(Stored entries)
········

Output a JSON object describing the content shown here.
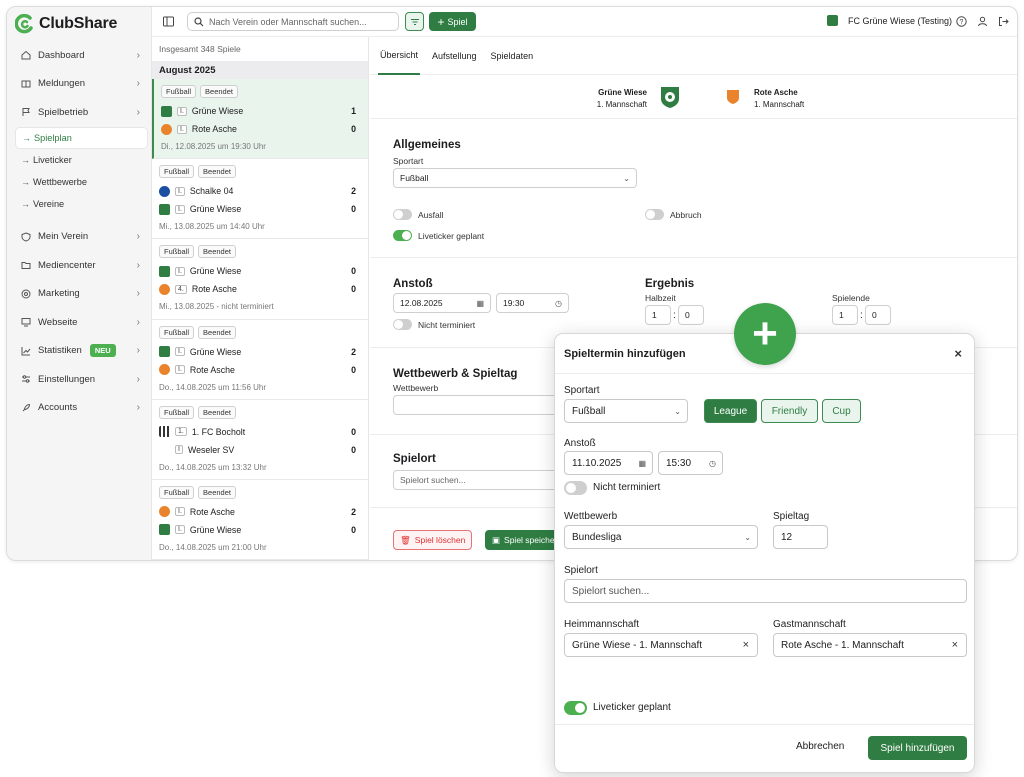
{
  "app": {
    "name": "ClubShare"
  },
  "sidebar": {
    "items": [
      {
        "label": "Dashboard"
      },
      {
        "label": "Meldungen"
      },
      {
        "label": "Spielbetrieb"
      },
      {
        "label": "Mein Verein"
      },
      {
        "label": "Mediencenter"
      },
      {
        "label": "Marketing"
      },
      {
        "label": "Webseite"
      },
      {
        "label": "Statistiken",
        "badge": "NEU"
      },
      {
        "label": "Einstellungen"
      },
      {
        "label": "Accounts"
      }
    ],
    "subitems": [
      {
        "label": "Spielplan"
      },
      {
        "label": "Liveticker"
      },
      {
        "label": "Wettbewerbe"
      },
      {
        "label": "Vereine"
      }
    ]
  },
  "topbar": {
    "search_placeholder": "Nach Verein oder Mannschaft suchen...",
    "add_label": "Spiel",
    "club": "FC Grüne Wiese (Testing)"
  },
  "list": {
    "total": "Insgesamt 348 Spiele",
    "month": "August 2025",
    "matches": [
      {
        "tags": [
          "Fußball",
          "Beendet"
        ],
        "home": {
          "lvl": "I.",
          "name": "Grüne Wiese",
          "score": "1"
        },
        "away": {
          "lvl": "I.",
          "name": "Rote Asche",
          "score": "0"
        },
        "date": "Di., 12.08.2025 um 19:30 Uhr"
      },
      {
        "tags": [
          "Fußball",
          "Beendet"
        ],
        "home": {
          "lvl": "I.",
          "name": "Schalke 04",
          "score": "2"
        },
        "away": {
          "lvl": "I.",
          "name": "Grüne Wiese",
          "score": "0"
        },
        "date": "Mi., 13.08.2025 um 14:40 Uhr"
      },
      {
        "tags": [
          "Fußball",
          "Beendet"
        ],
        "home": {
          "lvl": "I.",
          "name": "Grüne Wiese",
          "score": "0"
        },
        "away": {
          "lvl": "4.",
          "name": "Rote Asche",
          "score": "0"
        },
        "date": "Mi., 13.08.2025 - nicht terminiert"
      },
      {
        "tags": [
          "Fußball",
          "Beendet"
        ],
        "home": {
          "lvl": "I.",
          "name": "Grüne Wiese",
          "score": "2"
        },
        "away": {
          "lvl": "I.",
          "name": "Rote Asche",
          "score": "0"
        },
        "date": "Do., 14.08.2025 um 11:56 Uhr"
      },
      {
        "tags": [
          "Fußball",
          "Beendet"
        ],
        "home": {
          "lvl": "1.",
          "name": "1. FC Bocholt",
          "score": "0"
        },
        "away": {
          "lvl": "I",
          "name": "Weseler SV",
          "score": "0"
        },
        "date": "Do., 14.08.2025 um 13:32 Uhr"
      },
      {
        "tags": [
          "Fußball",
          "Beendet"
        ],
        "home": {
          "lvl": "I.",
          "name": "Rote Asche",
          "score": "2"
        },
        "away": {
          "lvl": "I.",
          "name": "Grüne Wiese",
          "score": "0"
        },
        "date": "Do., 14.08.2025 um 21:00 Uhr"
      }
    ]
  },
  "detail": {
    "tabs": [
      "Übersicht",
      "Aufstellung",
      "Spieldaten"
    ],
    "home_team": "Grüne Wiese",
    "home_sub": "1. Mannschaft",
    "away_team": "Rote Asche",
    "away_sub": "1. Mannschaft",
    "general_title": "Allgemeines",
    "sport_label": "Sportart",
    "sport_value": "Fußball",
    "ausfall": "Ausfall",
    "abbruch": "Abbruch",
    "liveticker": "Liveticker geplant",
    "anstoss_title": "Anstoß",
    "date": "12.08.2025",
    "time": "19:30",
    "nicht_terminiert": "Nicht terminiert",
    "ergebnis_title": "Ergebnis",
    "halbzeit": "Halbzeit",
    "spielende": "Spielende",
    "hz_home": "1",
    "hz_away": "0",
    "se_home": "1",
    "se_away": "0",
    "wettbewerb_title": "Wettbewerb & Spieltag",
    "wettbewerb_label": "Wettbewerb",
    "spielort_title": "Spielort",
    "spielort_placeholder": "Spielort suchen...",
    "delete_label": "Spiel löschen",
    "save_label": "Spiel speichern"
  },
  "modal": {
    "title": "Spieltermin hinzufügen",
    "sport_label": "Sportart",
    "sport_value": "Fußball",
    "types": [
      "League",
      "Friendly",
      "Cup"
    ],
    "anstoss_label": "Anstoß",
    "date": "11.10.2025",
    "time": "15:30",
    "nicht_terminiert": "Nicht terminiert",
    "wettbewerb_label": "Wettbewerb",
    "wettbewerb_value": "Bundesliga",
    "spieltag_label": "Spieltag",
    "spieltag_value": "12",
    "spielort_label": "Spielort",
    "spielort_placeholder": "Spielort suchen...",
    "heim_label": "Heimmannschaft",
    "heim_value": "Grüne Wiese - 1. Mannschaft",
    "gast_label": "Gastmannschaft",
    "gast_value": "Rote Asche - 1. Mannschaft",
    "liveticker": "Liveticker geplant",
    "cancel": "Abbrechen",
    "submit": "Spiel hinzufügen"
  },
  "colors": {
    "primary": "#2f7d43",
    "accent": "#4caf50",
    "danger": "#d33333"
  }
}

········

Set down all the entries exactly as they appear, but skip any pictures.

Output a JSON object describing the content shown here.
{
  "app": {
    "name": "ClubShare"
  },
  "sidebar": {
    "items": [
      {
        "label": "Dashboard"
      },
      {
        "label": "Meldungen"
      },
      {
        "label": "Spielbetrieb"
      },
      {
        "label": "Mein Verein"
      },
      {
        "label": "Mediencenter"
      },
      {
        "label": "Marketing"
      },
      {
        "label": "Webseite"
      },
      {
        "label": "Statistiken",
        "badge": "NEU"
      },
      {
        "label": "Einstellungen"
      },
      {
        "label": "Accounts"
      }
    ],
    "subitems": [
      {
        "label": "Spielplan"
      },
      {
        "label": "Liveticker"
      },
      {
        "label": "Wettbewerbe"
      },
      {
        "label": "Vereine"
      }
    ]
  },
  "topbar": {
    "search_placeholder": "Nach Verein oder Mannschaft suchen...",
    "add_label": "Spiel",
    "club": "FC Grüne Wiese (Testing)"
  },
  "list": {
    "total": "Insgesamt 348 Spiele",
    "month": "August 2025",
    "matches": [
      {
        "tags": [
          "Fußball",
          "Beendet"
        ],
        "home": {
          "lvl": "I.",
          "name": "Grüne Wiese",
          "score": "1"
        },
        "away": {
          "lvl": "I.",
          "name": "Rote Asche",
          "score": "0"
        },
        "date": "Di., 12.08.2025 um 19:30 Uhr"
      },
      {
        "tags": [
          "Fußball",
          "Beendet"
        ],
        "home": {
          "lvl": "I.",
          "name": "Schalke 04",
          "score": "2"
        },
        "away": {
          "lvl": "I.",
          "name": "Grüne Wiese",
          "score": "0"
        },
        "date": "Mi., 13.08.2025 um 14:40 Uhr"
      },
      {
        "tags": [
          "Fußball",
          "Beendet"
        ],
        "home": {
          "lvl": "I.",
          "name": "Grüne Wiese",
          "score": "0"
        },
        "away": {
          "lvl": "4.",
          "name": "Rote Asche",
          "score": "0"
        },
        "date": "Mi., 13.08.2025 - nicht terminiert"
      },
      {
        "tags": [
          "Fußball",
          "Beendet"
        ],
        "home": {
          "lvl": "I.",
          "name": "Grüne Wiese",
          "score": "2"
        },
        "away": {
          "lvl": "I.",
          "name": "Rote Asche",
          "score": "0"
        },
        "date": "Do., 14.08.2025 um 11:56 Uhr"
      },
      {
        "tags": [
          "Fußball",
          "Beendet"
        ],
        "home": {
          "lvl": "1.",
          "name": "1. FC Bocholt",
          "score": "0"
        },
        "away": {
          "lvl": "I",
          "name": "Weseler SV",
          "score": "0"
        },
        "date": "Do., 14.08.2025 um 13:32 Uhr"
      },
      {
        "tags": [
          "Fußball",
          "Beendet"
        ],
        "home": {
          "lvl": "I.",
          "name": "Rote Asche",
          "score": "2"
        },
        "away": {
          "lvl": "I.",
          "name": "Grüne Wiese",
          "score": "0"
        },
        "date": "Do., 14.08.2025 um 21:00 Uhr"
      }
    ]
  },
  "detail": {
    "tabs": [
      "Übersicht",
      "Aufstellung",
      "Spieldaten"
    ],
    "home_team": "Grüne Wiese",
    "home_sub": "1. Mannschaft",
    "away_team": "Rote Asche",
    "away_sub": "1. Mannschaft",
    "general_title": "Allgemeines",
    "sport_label": "Sportart",
    "sport_value": "Fußball",
    "ausfall": "Ausfall",
    "abbruch": "Abbruch",
    "liveticker": "Liveticker geplant",
    "anstoss_title": "Anstoß",
    "date": "12.08.2025",
    "time": "19:30",
    "nicht_terminiert": "Nicht terminiert",
    "ergebnis_title": "Ergebnis",
    "halbzeit": "Halbzeit",
    "spielende": "Spielende",
    "hz_home": "1",
    "hz_away": "0",
    "se_home": "1",
    "se_away": "0",
    "wettbewerb_title": "Wettbewerb & Spieltag",
    "wettbewerb_label": "Wettbewerb",
    "spielort_title": "Spielort",
    "spielort_placeholder": "Spielort suchen...",
    "delete_label": "Spiel löschen",
    "save_label": "Spiel speichern"
  },
  "modal": {
    "title": "Spieltermin hinzufügen",
    "sport_label": "Sportart",
    "sport_value": "Fußball",
    "types": [
      "League",
      "Friendly",
      "Cup"
    ],
    "anstoss_label": "Anstoß",
    "date": "11.10.2025",
    "time": "15:30",
    "nicht_terminiert": "Nicht terminiert",
    "wettbewerb_label": "Wettbewerb",
    "wettbewerb_value": "Bundesliga",
    "spieltag_label": "Spieltag",
    "spieltag_value": "12",
    "spielort_label": "Spielort",
    "spielort_placeholder": "Spielort suchen...",
    "heim_label": "Heimmannschaft",
    "heim_value": "Grüne Wiese - 1. Mannschaft",
    "gast_label": "Gastmannschaft",
    "gast_value": "Rote Asche - 1. Mannschaft",
    "liveticker": "Liveticker geplant",
    "cancel": "Abbrechen",
    "submit": "Spiel hinzufügen"
  },
  "colors": {
    "primary": "#2f7d43",
    "accent": "#4caf50",
    "danger": "#d33333"
  }
}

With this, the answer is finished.